Fragmento seleccionado:
------------

12 septiembre 2012

12/9/12 ¿cómo estaremos cuando pase la crisis?

Esto es el NEW NORMAL. Es como nos figuramos que estará la economía una vez se supere la crisis de deuda, de apalancamiento, que sufre el sistema occidental. En el caso chino, el new normal es que crezcan por debajo del acostumbrado 10% que han experimentado en los últimos 30 años. Se dice que podrían crecer en la siguiente década del entorno del 8%... Me quedo con su “new normal”. Y no me gusta nada el nuestro ya que el proceso de rescate, lo que implica, es que pedimos más deudas para tapar nuestras cuantiosas deudas. Lejos de desapalancar el cúmulo inmenso de deudas, lo que estamos haciendo, con el Gobierno a la cabeza, es pedir más créditos, 100.000 millones de euros para tapar los agujeros de la banca, luego les quitamos los activos inmobiliarios malos y los metemos en un banco malo, de propiedad estatal, para que los pobres banqueros puedan sacar adelante sus negocios, a volverse a equivocar si es el caso, pero que den crédito (podrían haber creado un banco nuevo estatal que fuera el que diera los prestamos que la banca privada no da, pero eso no se les ocurre). Y por último, el rescate a España, que será muy cuantioso, se habla del entorno de los 500.000 millones de euros, que tendremos que devolver euro sobre euro, en los siguientes 30 años… Dejamos el país jodido, hundido, sin futuro ninguno… Ole lo bien que lo estáis haciendo coñe. Depresión total de la economía y deudas nuevas para la eternidad…, todo por salvar a la banca, pobrecitos!!!

------------

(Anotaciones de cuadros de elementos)

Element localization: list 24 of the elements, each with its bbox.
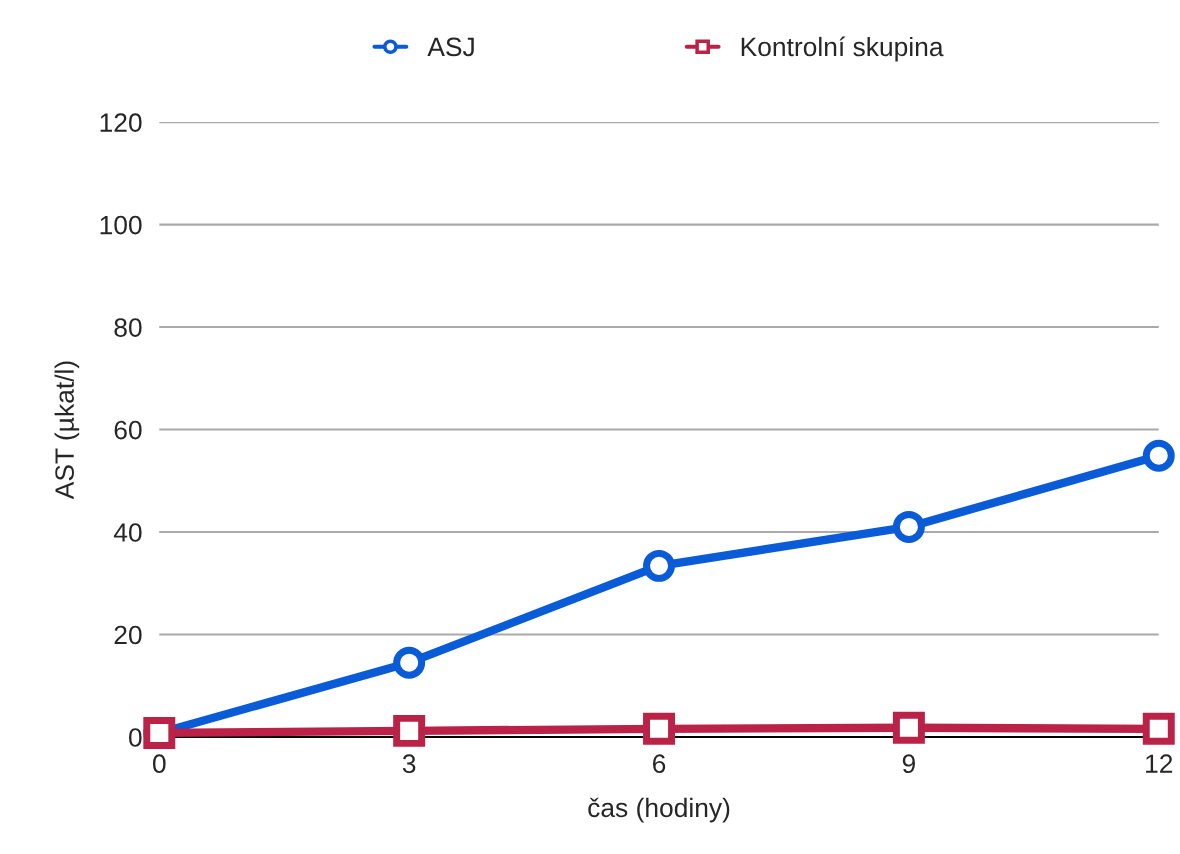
y-tick-label: 100: [100, 215, 142, 235]
y-tick-label: 20: [114, 625, 142, 645]
x-tick-label: 12: [1146, 754, 1173, 773]
x-tick-label: 6: [653, 754, 666, 774]
x-axis-title: čas (hodiny): [588, 797, 730, 823]
point: [1142, 712, 1175, 745]
y-tick-label: 80: [114, 318, 142, 337]
x-tick-label: 9: [902, 754, 915, 774]
point: [892, 711, 925, 744]
legend-label: Kontrolní skupina: [741, 36, 944, 62]
point: [1142, 439, 1175, 472]
y-tick-label: 0: [128, 728, 142, 747]
point: [892, 510, 925, 543]
point: [643, 549, 675, 582]
point: [643, 712, 675, 745]
x-tick-label: 0: [152, 754, 166, 774]
y-tick-label: 120: [100, 113, 142, 132]
point: [393, 714, 426, 747]
legend-label: ASJ: [427, 37, 474, 57]
y-tick-label: 60: [114, 420, 142, 440]
point: [393, 646, 426, 679]
x-tick-label: 3: [402, 754, 416, 774]
y-tick-label: 40: [113, 523, 142, 542]
y-axis-title: AST (µkat/l): [54, 361, 80, 500]
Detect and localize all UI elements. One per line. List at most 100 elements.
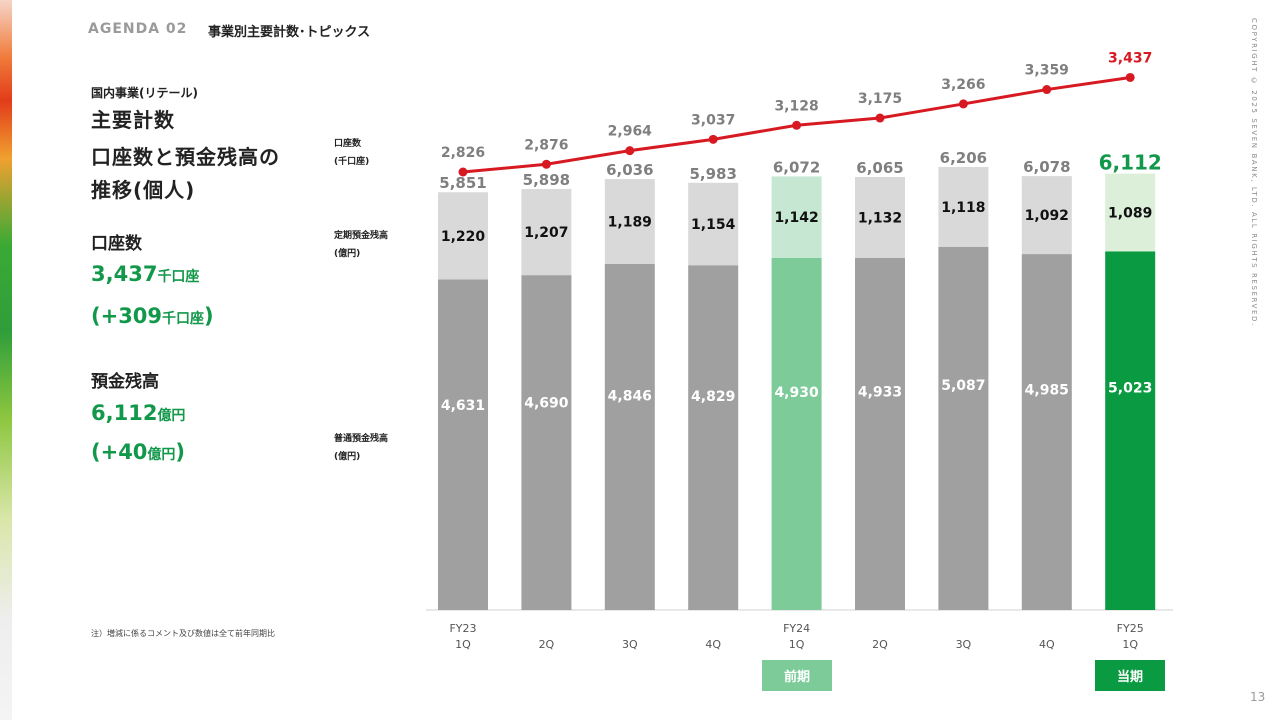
accounts-point [625, 146, 635, 156]
deposits-change-unit: 億円 [147, 447, 176, 463]
row-label-time-deposits: 定期預金残高 (億円) [334, 227, 388, 263]
accounts-change-close: ) [204, 304, 214, 328]
ordinary-deposit-bar [521, 275, 572, 610]
row-label-ordinary-deposits-title: 普通預金残高 [334, 434, 389, 444]
accounts-value: 3,437 [91, 262, 158, 286]
time-deposit-bar [855, 176, 905, 258]
page-number: 13 [1250, 690, 1266, 704]
ordinary-deposit-bar [438, 279, 488, 610]
ordinary-deposit-bar [604, 263, 655, 610]
time-deposit-label: 1,189 [608, 215, 652, 231]
x-tick-quarter: 2Q [539, 638, 555, 651]
accounts-kpi-change: (+309千口座) [91, 304, 214, 328]
time-deposit-bar [688, 182, 739, 266]
accounts-kpi-label: 口座数 [91, 234, 142, 254]
ordinary-deposit-label: 5,023 [1108, 381, 1152, 397]
accounts-label: 2,826 [441, 145, 485, 161]
x-tick-quarter: 2Q [872, 638, 888, 651]
accounts-label: 3,037 [691, 112, 735, 128]
total-deposit-label: 6,065 [856, 159, 903, 177]
ordinary-deposit-label: 4,631 [441, 398, 485, 414]
time-deposit-label: 1,154 [691, 217, 736, 233]
ordinary-deposit-bar [1021, 254, 1072, 611]
total-deposit-label: 6,036 [606, 161, 653, 179]
deposits-value-unit: 億円 [157, 408, 186, 424]
x-tick-quarter: 4Q [705, 638, 721, 651]
section-title: 事業別主要計数･トピックス [208, 25, 371, 40]
accounts-label: 3,175 [858, 91, 902, 107]
time-deposit-bar [1021, 176, 1072, 255]
total-deposit-label: 6,206 [940, 149, 987, 167]
total-deposit-label: 6,072 [773, 158, 820, 176]
segment-subheading: 国内事業(リテール) [91, 86, 198, 100]
time-deposit-bar [938, 166, 989, 247]
accounts-point [541, 159, 551, 169]
accounts-kpi-value: 3,437千口座 [91, 262, 199, 286]
main-heading-line-1: 主要計数 [91, 108, 175, 132]
accounts-label: 2,964 [608, 124, 653, 140]
accounts-change-value: (+309 [91, 304, 163, 328]
x-tick-fiscal-year: FY24 [783, 622, 810, 635]
ordinary-deposit-label: 4,930 [774, 385, 819, 401]
time-deposit-bar [604, 179, 655, 264]
time-deposit-bar [521, 188, 572, 276]
time-deposit-bar [1105, 173, 1156, 252]
row-label-ordinary-deposits-unit: (億円) [334, 452, 361, 462]
total-deposit-label: 5,983 [689, 165, 736, 183]
deposits-kpi-label: 預金残高 [91, 372, 159, 392]
time-deposit-label: 1,220 [441, 229, 486, 245]
time-deposit-bar [438, 192, 488, 280]
accounts-change-unit: 千口座 [162, 311, 205, 327]
x-tick-quarter: 1Q [789, 638, 805, 651]
deposits-kpi-change: (+40億円) [91, 440, 185, 464]
row-label-time-deposits-unit: (億円) [334, 249, 361, 259]
decorative-color-strip [0, 0, 12, 720]
ordinary-deposit-label: 4,690 [524, 395, 569, 411]
x-tick-quarter: 4Q [1039, 638, 1055, 651]
ordinary-deposit-label: 4,985 [1025, 382, 1069, 398]
x-tick-quarter: 1Q [1122, 638, 1138, 651]
deposits-change-value: (+40 [91, 440, 148, 464]
row-label-accounts-unit: (千口座) [334, 157, 370, 167]
row-label-time-deposits-title: 定期預金残高 [334, 231, 389, 241]
current-period-badge: 当期 [1095, 660, 1165, 691]
accounts-point [708, 134, 718, 144]
previous-period-badge: 前期 [762, 660, 832, 691]
agenda-label: AGENDA 02 [88, 21, 188, 37]
ordinary-deposit-label: 5,087 [941, 378, 985, 394]
copyright-notice: COPYRIGHT © 2025 SEVEN BANK, LTD. ALL RI… [1250, 18, 1258, 327]
ordinary-deposit-label: 4,829 [691, 389, 735, 405]
time-deposit-label: 1,118 [941, 200, 985, 216]
time-deposit-label: 1,132 [858, 210, 902, 226]
accounts-label: 3,359 [1025, 63, 1069, 79]
ordinary-deposit-bar [855, 257, 905, 610]
ordinary-deposit-label: 4,933 [858, 385, 902, 401]
time-deposit-label: 1,092 [1025, 208, 1069, 224]
x-tick-fiscal-year: FY25 [1117, 622, 1144, 635]
x-tick-fiscal-year: FY23 [449, 622, 476, 635]
total-deposit-label: 6,112 [1099, 151, 1162, 175]
total-deposit-label: 6,078 [1023, 158, 1070, 176]
x-tick-quarter: 3Q [956, 638, 972, 651]
accounts-point [792, 120, 802, 130]
accounts-point [1042, 85, 1052, 95]
total-deposit-label: 5,851 [439, 174, 486, 192]
time-deposit-label: 1,142 [774, 210, 818, 226]
time-deposit-bar [771, 176, 822, 258]
time-deposit-label: 1,207 [524, 225, 568, 241]
main-heading-line-3: 推移(個人) [91, 178, 196, 202]
accounts-point [1125, 72, 1135, 82]
accounts-point [875, 113, 885, 123]
accounts-value-unit: 千口座 [157, 269, 200, 285]
total-deposit-label: 5,898 [523, 171, 570, 189]
accounts-label: 3,437 [1108, 50, 1152, 66]
main-heading-line-2: 口座数と預金残高の [91, 145, 280, 169]
row-label-accounts: 口座数 (千口座) [334, 135, 369, 171]
x-tick-quarter: 3Q [622, 638, 638, 651]
ordinary-deposit-bar [771, 257, 822, 610]
accounts-label: 2,876 [524, 137, 568, 153]
footnote: 注）増減に係るコメント及び数値は全て前年同期比 [91, 629, 275, 638]
x-tick-quarter: 1Q [455, 638, 471, 651]
ordinary-deposit-label: 4,846 [608, 388, 652, 404]
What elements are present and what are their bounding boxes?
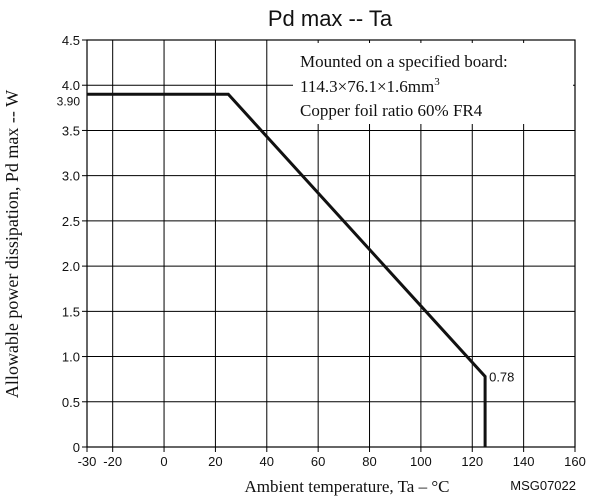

------------

Descripción del ejercicio:
Conteste, a partir del texto sobre la crisis, las siguientes preguntas:
1. ¿En torno a qué porcentaje se dice que podría crecer China en la siguiente década?
2. ¿Qué cantidad de créditos se pide para tapar los agujeros de la banca?
3. ¿En cuántos años habrá que devolver el rescate a España?

Resultado esperado:
1. En torno al 8 %.
2. 100.000 millones de euros.
3. En los siguientes 30 años.